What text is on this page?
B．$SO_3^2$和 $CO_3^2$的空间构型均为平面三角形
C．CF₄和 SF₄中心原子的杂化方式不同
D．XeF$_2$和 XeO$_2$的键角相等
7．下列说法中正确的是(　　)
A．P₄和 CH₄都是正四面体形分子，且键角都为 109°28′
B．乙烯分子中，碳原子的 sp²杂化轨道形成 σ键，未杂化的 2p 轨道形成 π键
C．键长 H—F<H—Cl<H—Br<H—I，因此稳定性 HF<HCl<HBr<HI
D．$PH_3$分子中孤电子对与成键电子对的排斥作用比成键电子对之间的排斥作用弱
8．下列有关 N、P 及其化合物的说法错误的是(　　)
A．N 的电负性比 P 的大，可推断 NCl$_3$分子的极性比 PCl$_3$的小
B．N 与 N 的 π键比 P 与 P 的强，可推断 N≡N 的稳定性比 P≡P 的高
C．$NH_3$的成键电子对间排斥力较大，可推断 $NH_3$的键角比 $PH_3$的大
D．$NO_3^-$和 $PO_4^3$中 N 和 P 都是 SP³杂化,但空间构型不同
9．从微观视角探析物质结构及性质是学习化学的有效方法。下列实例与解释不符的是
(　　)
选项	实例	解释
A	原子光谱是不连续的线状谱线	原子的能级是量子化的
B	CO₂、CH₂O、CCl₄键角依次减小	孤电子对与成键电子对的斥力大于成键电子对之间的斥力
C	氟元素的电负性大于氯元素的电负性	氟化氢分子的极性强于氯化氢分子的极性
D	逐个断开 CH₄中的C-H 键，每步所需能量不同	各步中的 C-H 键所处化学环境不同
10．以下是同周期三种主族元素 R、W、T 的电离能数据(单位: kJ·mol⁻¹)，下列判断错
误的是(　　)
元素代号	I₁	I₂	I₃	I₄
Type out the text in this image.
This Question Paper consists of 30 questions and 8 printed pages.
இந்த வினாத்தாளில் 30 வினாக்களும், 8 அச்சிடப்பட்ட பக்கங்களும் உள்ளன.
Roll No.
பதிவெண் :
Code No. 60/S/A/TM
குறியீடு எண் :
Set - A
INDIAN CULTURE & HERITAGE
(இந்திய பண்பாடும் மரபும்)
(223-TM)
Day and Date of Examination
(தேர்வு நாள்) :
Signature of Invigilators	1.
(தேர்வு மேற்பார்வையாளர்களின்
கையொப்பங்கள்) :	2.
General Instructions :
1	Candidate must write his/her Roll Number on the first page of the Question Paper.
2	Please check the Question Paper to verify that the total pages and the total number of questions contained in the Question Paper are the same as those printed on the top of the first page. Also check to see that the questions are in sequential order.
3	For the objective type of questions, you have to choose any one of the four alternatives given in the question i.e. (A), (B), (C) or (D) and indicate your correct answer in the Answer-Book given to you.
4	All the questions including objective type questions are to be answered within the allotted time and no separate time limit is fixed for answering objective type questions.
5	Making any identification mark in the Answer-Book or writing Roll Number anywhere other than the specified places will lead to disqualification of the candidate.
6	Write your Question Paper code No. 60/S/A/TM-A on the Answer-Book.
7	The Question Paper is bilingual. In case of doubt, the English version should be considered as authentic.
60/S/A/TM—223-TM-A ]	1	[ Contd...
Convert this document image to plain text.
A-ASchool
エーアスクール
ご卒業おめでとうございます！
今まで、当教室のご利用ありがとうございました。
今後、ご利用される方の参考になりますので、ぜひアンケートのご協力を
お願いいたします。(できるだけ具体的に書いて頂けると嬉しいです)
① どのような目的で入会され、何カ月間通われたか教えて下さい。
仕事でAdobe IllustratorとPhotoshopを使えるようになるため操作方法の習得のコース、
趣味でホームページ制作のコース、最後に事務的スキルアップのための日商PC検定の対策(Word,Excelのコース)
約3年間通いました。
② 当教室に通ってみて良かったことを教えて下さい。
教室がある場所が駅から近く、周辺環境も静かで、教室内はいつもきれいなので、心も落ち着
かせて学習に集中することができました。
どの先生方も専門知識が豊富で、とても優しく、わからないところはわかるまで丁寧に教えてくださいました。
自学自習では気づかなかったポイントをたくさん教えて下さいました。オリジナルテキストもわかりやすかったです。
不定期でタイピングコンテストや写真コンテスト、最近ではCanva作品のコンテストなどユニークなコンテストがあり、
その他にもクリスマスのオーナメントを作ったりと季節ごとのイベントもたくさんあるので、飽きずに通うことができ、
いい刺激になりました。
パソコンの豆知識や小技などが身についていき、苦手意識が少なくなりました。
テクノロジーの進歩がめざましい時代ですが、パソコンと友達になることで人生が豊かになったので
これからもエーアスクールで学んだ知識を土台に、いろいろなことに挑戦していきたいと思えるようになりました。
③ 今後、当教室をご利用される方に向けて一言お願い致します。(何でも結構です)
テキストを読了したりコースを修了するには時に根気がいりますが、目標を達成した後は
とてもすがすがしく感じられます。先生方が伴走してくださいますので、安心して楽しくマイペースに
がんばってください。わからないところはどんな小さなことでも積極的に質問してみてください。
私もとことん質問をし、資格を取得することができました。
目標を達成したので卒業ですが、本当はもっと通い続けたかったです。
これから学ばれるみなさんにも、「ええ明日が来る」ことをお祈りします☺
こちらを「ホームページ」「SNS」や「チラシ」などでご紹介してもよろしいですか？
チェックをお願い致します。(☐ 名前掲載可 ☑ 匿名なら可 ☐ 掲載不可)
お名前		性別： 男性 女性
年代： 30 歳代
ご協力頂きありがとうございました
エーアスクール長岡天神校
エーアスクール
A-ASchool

━━━

> _Requirements_
Count the lines in the entries above that include the string "printed", then give only that figure.

> _Answer_
2